Exercise requirements. Determine the number of lines in the listing below where the string "Error" occurs; answer with the number alone.

== Raw data ==

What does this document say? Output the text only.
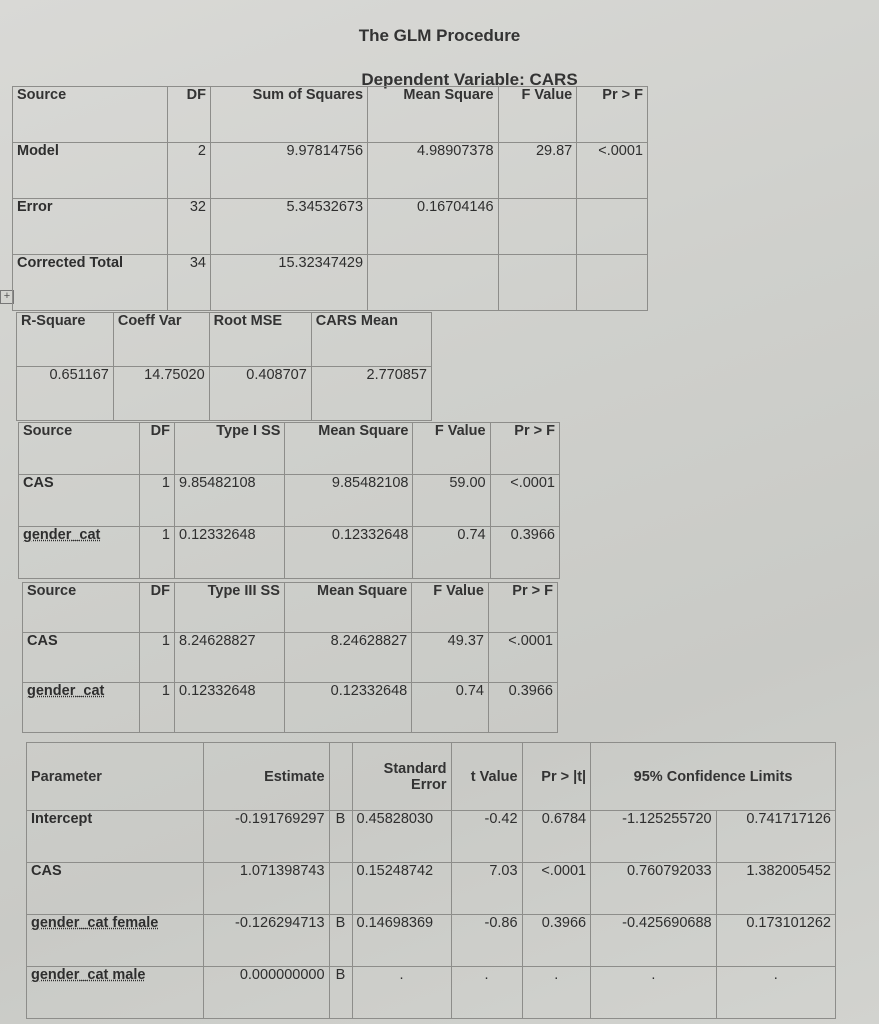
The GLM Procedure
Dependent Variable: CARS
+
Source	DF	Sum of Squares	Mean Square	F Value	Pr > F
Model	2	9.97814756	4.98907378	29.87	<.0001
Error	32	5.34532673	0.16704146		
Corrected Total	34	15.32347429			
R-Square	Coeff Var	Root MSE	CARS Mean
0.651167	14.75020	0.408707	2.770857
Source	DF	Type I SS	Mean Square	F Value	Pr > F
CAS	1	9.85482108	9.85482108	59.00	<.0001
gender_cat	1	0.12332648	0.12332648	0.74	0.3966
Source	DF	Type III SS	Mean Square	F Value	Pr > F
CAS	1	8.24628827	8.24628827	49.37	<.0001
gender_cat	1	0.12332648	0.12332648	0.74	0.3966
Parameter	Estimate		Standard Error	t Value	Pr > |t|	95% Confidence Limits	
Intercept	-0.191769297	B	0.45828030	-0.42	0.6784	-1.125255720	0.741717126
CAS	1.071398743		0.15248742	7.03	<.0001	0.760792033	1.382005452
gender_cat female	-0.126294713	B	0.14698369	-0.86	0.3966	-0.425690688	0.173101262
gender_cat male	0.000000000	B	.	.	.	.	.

===
== Raw data ==

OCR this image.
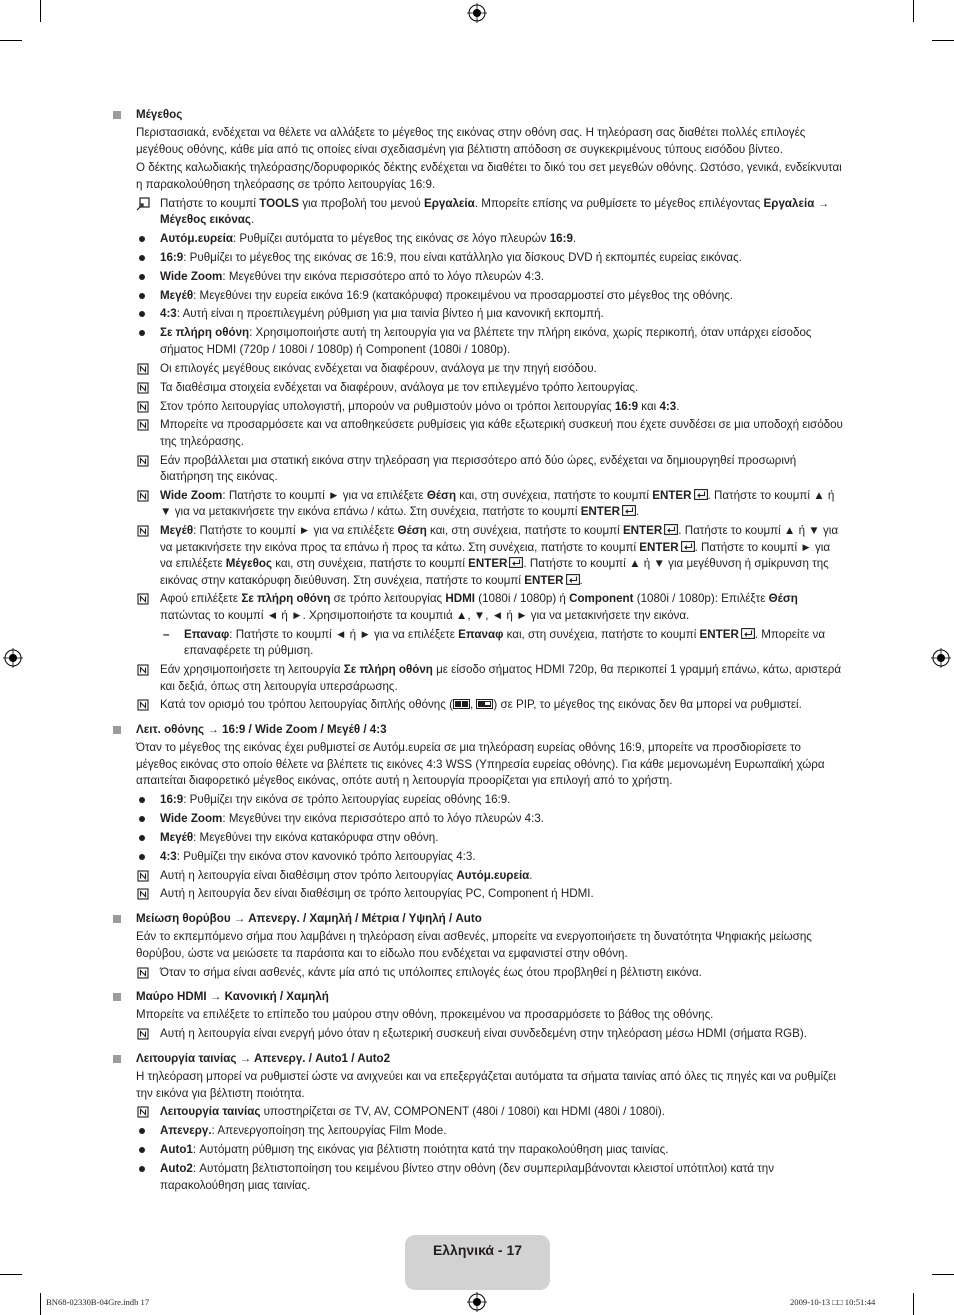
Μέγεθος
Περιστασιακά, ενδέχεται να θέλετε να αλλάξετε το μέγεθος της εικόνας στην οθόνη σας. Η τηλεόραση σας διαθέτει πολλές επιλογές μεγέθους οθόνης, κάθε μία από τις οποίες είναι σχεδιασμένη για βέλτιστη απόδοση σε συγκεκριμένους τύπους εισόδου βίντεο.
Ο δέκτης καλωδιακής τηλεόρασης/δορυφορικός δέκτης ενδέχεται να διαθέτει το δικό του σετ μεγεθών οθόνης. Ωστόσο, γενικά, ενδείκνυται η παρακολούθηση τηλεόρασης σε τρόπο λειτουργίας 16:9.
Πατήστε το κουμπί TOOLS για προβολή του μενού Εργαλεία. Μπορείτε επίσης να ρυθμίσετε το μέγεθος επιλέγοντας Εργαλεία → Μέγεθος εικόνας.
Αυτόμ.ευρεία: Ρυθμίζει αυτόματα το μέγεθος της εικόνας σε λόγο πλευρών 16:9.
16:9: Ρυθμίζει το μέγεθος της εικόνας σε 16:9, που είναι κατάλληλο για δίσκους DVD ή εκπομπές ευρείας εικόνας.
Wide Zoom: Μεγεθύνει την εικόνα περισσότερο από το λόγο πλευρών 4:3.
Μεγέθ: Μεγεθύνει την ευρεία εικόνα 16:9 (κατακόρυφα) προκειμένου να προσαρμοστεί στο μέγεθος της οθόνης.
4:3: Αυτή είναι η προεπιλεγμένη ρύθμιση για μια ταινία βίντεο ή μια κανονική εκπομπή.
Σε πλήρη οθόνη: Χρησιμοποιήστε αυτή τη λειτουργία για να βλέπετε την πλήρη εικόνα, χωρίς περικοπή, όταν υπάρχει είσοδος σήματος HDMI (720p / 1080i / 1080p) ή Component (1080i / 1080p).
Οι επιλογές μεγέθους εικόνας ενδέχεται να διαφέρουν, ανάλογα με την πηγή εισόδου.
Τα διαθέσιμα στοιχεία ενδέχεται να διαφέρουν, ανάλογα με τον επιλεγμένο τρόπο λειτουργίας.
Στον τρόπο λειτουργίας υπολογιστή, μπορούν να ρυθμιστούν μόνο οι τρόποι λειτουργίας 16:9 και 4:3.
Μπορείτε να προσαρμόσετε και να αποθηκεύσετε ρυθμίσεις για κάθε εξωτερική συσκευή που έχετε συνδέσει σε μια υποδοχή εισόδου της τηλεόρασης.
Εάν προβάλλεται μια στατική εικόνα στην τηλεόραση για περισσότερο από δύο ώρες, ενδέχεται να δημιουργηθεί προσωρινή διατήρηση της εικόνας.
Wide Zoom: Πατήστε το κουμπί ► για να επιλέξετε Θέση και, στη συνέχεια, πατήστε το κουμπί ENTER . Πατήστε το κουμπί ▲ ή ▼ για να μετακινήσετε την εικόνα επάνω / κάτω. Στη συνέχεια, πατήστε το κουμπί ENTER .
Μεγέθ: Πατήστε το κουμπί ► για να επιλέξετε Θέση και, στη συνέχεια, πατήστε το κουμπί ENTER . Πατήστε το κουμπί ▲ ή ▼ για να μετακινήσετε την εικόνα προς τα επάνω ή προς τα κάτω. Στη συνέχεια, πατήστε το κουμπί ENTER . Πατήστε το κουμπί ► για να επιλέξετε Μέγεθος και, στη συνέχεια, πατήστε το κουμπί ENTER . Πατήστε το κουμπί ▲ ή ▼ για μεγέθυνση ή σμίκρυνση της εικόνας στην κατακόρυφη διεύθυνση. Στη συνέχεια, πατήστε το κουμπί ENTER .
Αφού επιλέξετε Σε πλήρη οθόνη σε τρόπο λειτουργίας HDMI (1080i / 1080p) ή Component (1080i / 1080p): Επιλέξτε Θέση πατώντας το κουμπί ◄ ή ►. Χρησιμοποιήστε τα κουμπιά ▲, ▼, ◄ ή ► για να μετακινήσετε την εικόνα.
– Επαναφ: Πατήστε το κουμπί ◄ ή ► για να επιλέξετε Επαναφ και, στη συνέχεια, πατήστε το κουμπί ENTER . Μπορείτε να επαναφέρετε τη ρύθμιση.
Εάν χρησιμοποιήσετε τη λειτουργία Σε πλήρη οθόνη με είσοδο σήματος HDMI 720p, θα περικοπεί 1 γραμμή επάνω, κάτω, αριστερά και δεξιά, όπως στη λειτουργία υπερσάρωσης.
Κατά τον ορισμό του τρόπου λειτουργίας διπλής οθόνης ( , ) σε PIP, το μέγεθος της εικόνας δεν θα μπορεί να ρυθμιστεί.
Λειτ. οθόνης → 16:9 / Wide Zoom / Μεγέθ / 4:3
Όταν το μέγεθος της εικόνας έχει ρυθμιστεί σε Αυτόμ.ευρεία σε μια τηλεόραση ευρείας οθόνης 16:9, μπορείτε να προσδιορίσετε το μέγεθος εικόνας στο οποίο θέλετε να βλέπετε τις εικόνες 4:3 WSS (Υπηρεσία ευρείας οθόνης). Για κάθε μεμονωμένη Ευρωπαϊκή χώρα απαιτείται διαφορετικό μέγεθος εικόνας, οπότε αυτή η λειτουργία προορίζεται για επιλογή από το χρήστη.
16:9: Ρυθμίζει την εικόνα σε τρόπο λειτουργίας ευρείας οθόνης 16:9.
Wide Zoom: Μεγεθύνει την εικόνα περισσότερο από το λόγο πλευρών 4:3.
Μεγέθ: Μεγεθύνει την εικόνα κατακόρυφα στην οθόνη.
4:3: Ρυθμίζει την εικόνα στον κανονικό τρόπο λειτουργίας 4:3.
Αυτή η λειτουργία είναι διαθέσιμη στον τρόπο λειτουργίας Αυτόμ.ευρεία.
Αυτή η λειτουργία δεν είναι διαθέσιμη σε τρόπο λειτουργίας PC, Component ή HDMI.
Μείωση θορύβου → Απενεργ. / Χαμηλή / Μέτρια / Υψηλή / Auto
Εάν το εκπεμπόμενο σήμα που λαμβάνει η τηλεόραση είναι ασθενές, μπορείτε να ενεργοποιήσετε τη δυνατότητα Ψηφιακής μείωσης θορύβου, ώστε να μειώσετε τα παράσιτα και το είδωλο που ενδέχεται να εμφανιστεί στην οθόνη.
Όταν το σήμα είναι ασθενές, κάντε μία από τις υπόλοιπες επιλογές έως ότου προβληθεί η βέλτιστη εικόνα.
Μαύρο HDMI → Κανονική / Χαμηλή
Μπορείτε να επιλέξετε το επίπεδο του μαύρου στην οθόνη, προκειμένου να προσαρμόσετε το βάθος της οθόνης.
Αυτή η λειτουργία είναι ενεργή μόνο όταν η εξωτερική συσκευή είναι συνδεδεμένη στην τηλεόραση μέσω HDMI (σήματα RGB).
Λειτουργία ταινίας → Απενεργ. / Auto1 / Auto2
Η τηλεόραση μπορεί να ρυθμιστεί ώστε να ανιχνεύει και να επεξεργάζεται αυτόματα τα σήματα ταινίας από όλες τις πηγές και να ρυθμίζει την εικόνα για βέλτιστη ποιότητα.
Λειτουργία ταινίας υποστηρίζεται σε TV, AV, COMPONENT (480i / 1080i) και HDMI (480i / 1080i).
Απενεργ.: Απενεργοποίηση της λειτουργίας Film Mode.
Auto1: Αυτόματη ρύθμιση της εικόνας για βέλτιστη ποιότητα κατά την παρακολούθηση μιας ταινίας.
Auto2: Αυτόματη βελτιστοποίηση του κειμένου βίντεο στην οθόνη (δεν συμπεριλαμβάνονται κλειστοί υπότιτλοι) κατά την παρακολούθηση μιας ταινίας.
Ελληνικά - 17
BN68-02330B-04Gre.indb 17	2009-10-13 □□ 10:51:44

===

Output of the task. 2